* _Task_: Extract the whole listing as it stands. Do not include the pictures.

* _Input rows_:
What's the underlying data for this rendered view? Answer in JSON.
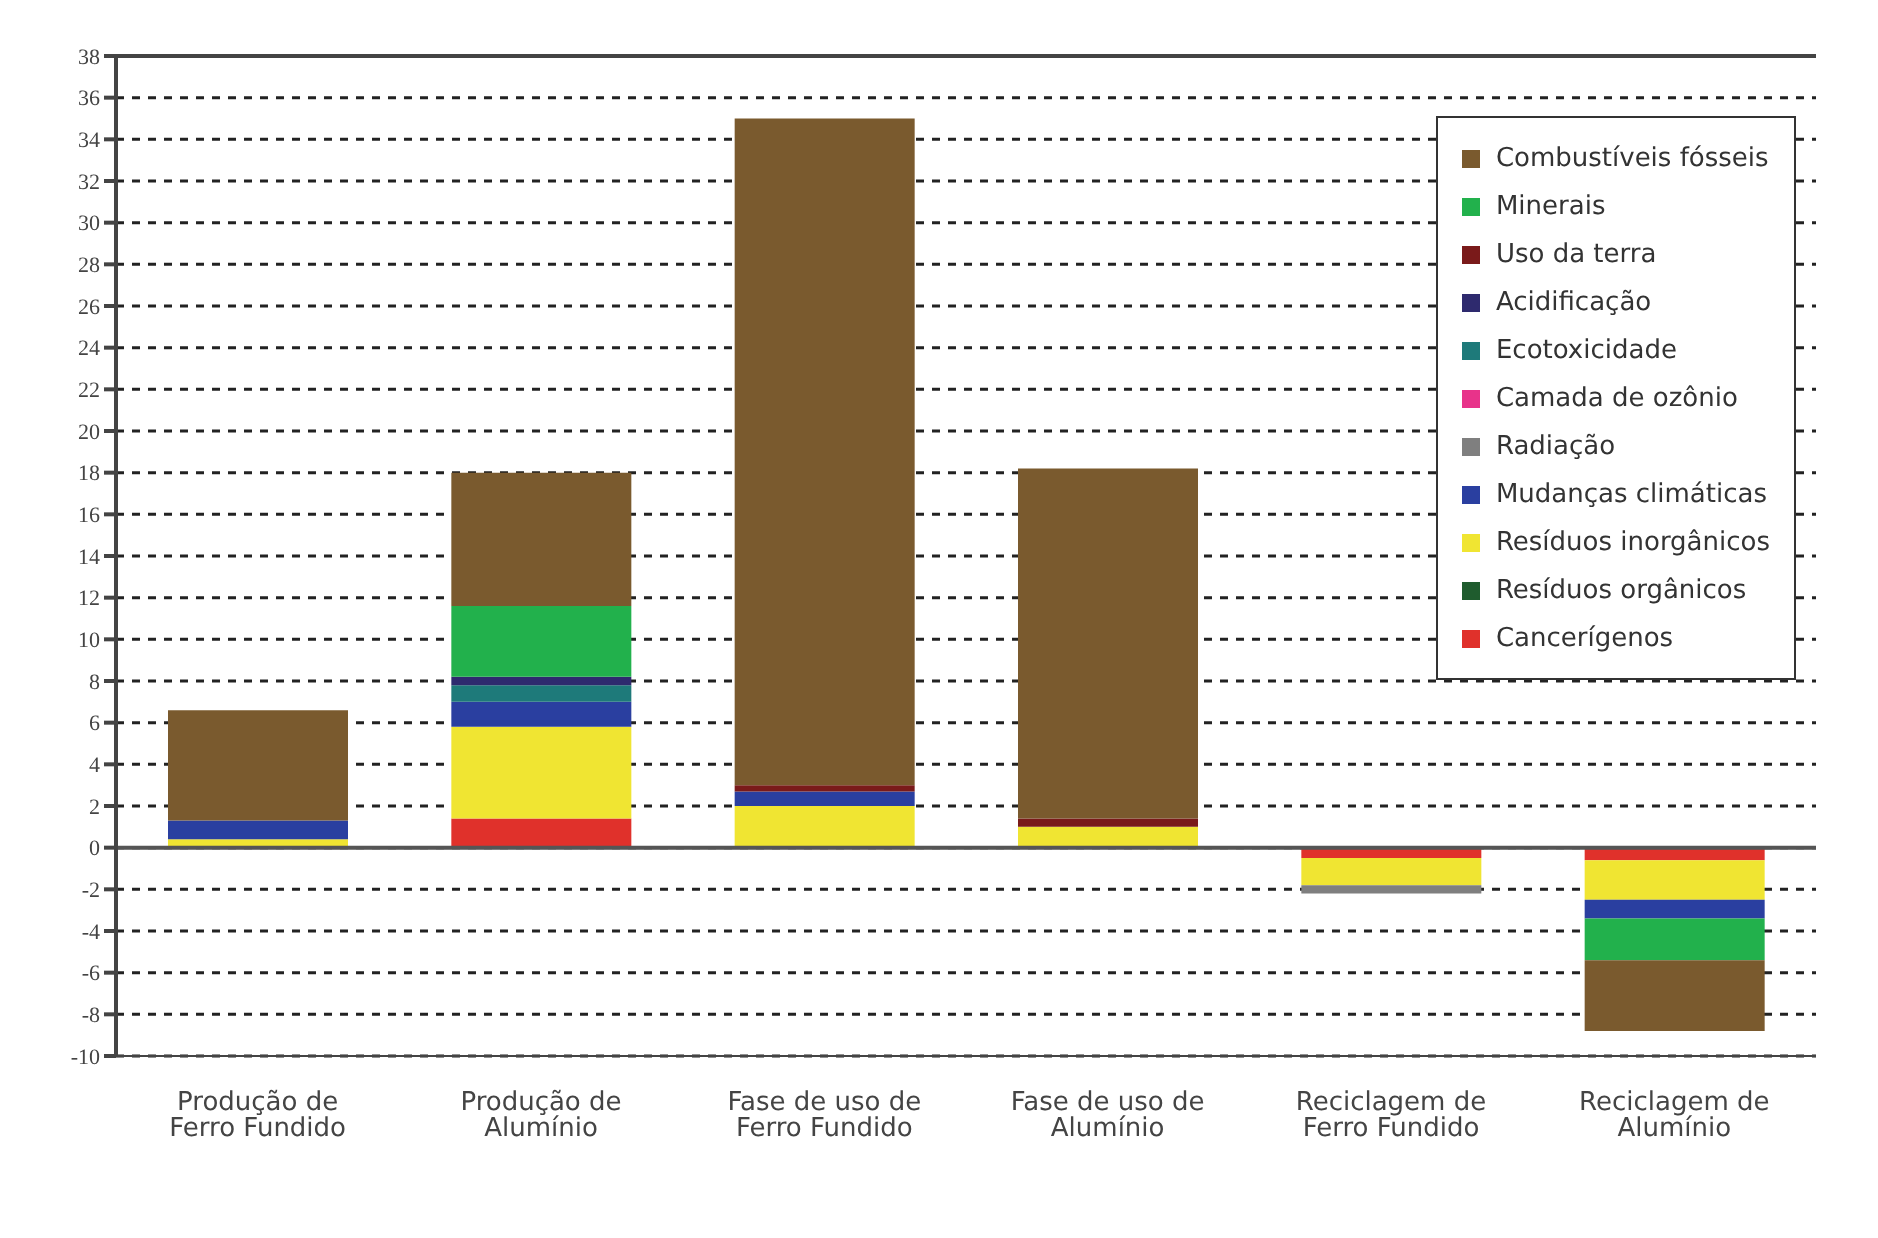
{
  "chart_data": {
    "type": "bar",
    "stacked": true,
    "categories": [
      "Produção de Ferro Fundido",
      "Produção de Alumínio",
      "Fase de uso de Ferro Fundido",
      "Fase de uso de Alumínio",
      "Reciclagem de Ferro Fundido",
      "Reciclagem de Alumínio"
    ],
    "series": [
      {
        "name": "Cancerígenos",
        "color": "#e0312b",
        "values": [
          null,
          1.4,
          null,
          null,
          -0.5,
          -0.6
        ]
      },
      {
        "name": "Resíduos orgânicos",
        "color": "#1f5c2e",
        "values": [
          null,
          null,
          null,
          null,
          null,
          null
        ]
      },
      {
        "name": "Resíduos inorgânicos",
        "color": "#f0e532",
        "values": [
          0.4,
          4.4,
          2.0,
          1.0,
          -1.3,
          -1.9
        ]
      },
      {
        "name": "Mudanças climáticas",
        "color": "#2a3fa0",
        "values": [
          0.9,
          1.2,
          0.7,
          null,
          null,
          -0.9
        ]
      },
      {
        "name": "Radiação",
        "color": "#7f7f7f",
        "values": [
          null,
          null,
          null,
          null,
          -0.4,
          null
        ]
      },
      {
        "name": "Camada de ozônio",
        "color": "#e8338a",
        "values": [
          null,
          null,
          null,
          null,
          null,
          null
        ]
      },
      {
        "name": "Ecotoxicidade",
        "color": "#1e7a7a",
        "values": [
          null,
          0.8,
          null,
          null,
          null,
          null
        ]
      },
      {
        "name": "Acidificação",
        "color": "#2e2a6e",
        "values": [
          null,
          0.4,
          null,
          null,
          null,
          null
        ]
      },
      {
        "name": "Uso da terra",
        "color": "#7a1a1a",
        "values": [
          null,
          null,
          0.3,
          0.4,
          null,
          null
        ]
      },
      {
        "name": "Minerais",
        "color": "#22b14c",
        "values": [
          null,
          3.4,
          null,
          null,
          null,
          -2.0
        ]
      },
      {
        "name": "Combustíveis fósseis",
        "color": "#7a5a2e",
        "values": [
          5.3,
          6.4,
          32.0,
          16.8,
          null,
          -3.4
        ]
      }
    ],
    "ylim": [
      -10,
      38
    ],
    "yticks": [
      -10,
      -8,
      -6,
      -4,
      -2,
      0,
      2,
      4,
      6,
      8,
      10,
      12,
      14,
      16,
      18,
      20,
      22,
      24,
      26,
      28,
      30,
      32,
      34,
      36,
      38
    ],
    "grid": "y",
    "legend": "top right",
    "ref_lines": [
      {
        "axis": "y",
        "value": 0,
        "color": "#555555"
      }
    ]
  }
}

* _Answer to this task_:
What's the underlying data for this rendered view? Answer in JSON.
{
  "chart_data": {
    "type": "bar",
    "stacked": true,
    "categories": [
      "Produção de Ferro Fundido",
      "Produção de Alumínio",
      "Fase de uso de Ferro Fundido",
      "Fase de uso de Alumínio",
      "Reciclagem de Ferro Fundido",
      "Reciclagem de Alumínio"
    ],
    "series": [
      {
        "name": "Cancerígenos",
        "color": "#e0312b",
        "values": [
          null,
          1.4,
          null,
          null,
          -0.5,
          -0.6
        ]
      },
      {
        "name": "Resíduos orgânicos",
        "color": "#1f5c2e",
        "values": [
          null,
          null,
          null,
          null,
          null,
          null
        ]
      },
      {
        "name": "Resíduos inorgânicos",
        "color": "#f0e532",
        "values": [
          0.4,
          4.4,
          2.0,
          1.0,
          -1.3,
          -1.9
        ]
      },
      {
        "name": "Mudanças climáticas",
        "color": "#2a3fa0",
        "values": [
          0.9,
          1.2,
          0.7,
          null,
          null,
          -0.9
        ]
      },
      {
        "name": "Radiação",
        "color": "#7f7f7f",
        "values": [
          null,
          null,
          null,
          null,
          -0.4,
          null
        ]
      },
      {
        "name": "Camada de ozônio",
        "color": "#e8338a",
        "values": [
          null,
          null,
          null,
          null,
          null,
          null
        ]
      },
      {
        "name": "Ecotoxicidade",
        "color": "#1e7a7a",
        "values": [
          null,
          0.8,
          null,
          null,
          null,
          null
        ]
      },
      {
        "name": "Acidificação",
        "color": "#2e2a6e",
        "values": [
          null,
          0.4,
          null,
          null,
          null,
          null
        ]
      },
      {
        "name": "Uso da terra",
        "color": "#7a1a1a",
        "values": [
          null,
          null,
          0.3,
          0.4,
          null,
          null
        ]
      },
      {
        "name": "Minerais",
        "color": "#22b14c",
        "values": [
          null,
          3.4,
          null,
          null,
          null,
          -2.0
        ]
      },
      {
        "name": "Combustíveis fósseis",
        "color": "#7a5a2e",
        "values": [
          5.3,
          6.4,
          32.0,
          16.8,
          null,
          -3.4
        ]
      }
    ],
    "ylim": [
      -10,
      38
    ],
    "yticks": [
      -10,
      -8,
      -6,
      -4,
      -2,
      0,
      2,
      4,
      6,
      8,
      10,
      12,
      14,
      16,
      18,
      20,
      22,
      24,
      26,
      28,
      30,
      32,
      34,
      36,
      38
    ],
    "grid": "y",
    "legend": "top right",
    "ref_lines": [
      {
        "axis": "y",
        "value": 0,
        "color": "#555555"
      }
    ]
  }
}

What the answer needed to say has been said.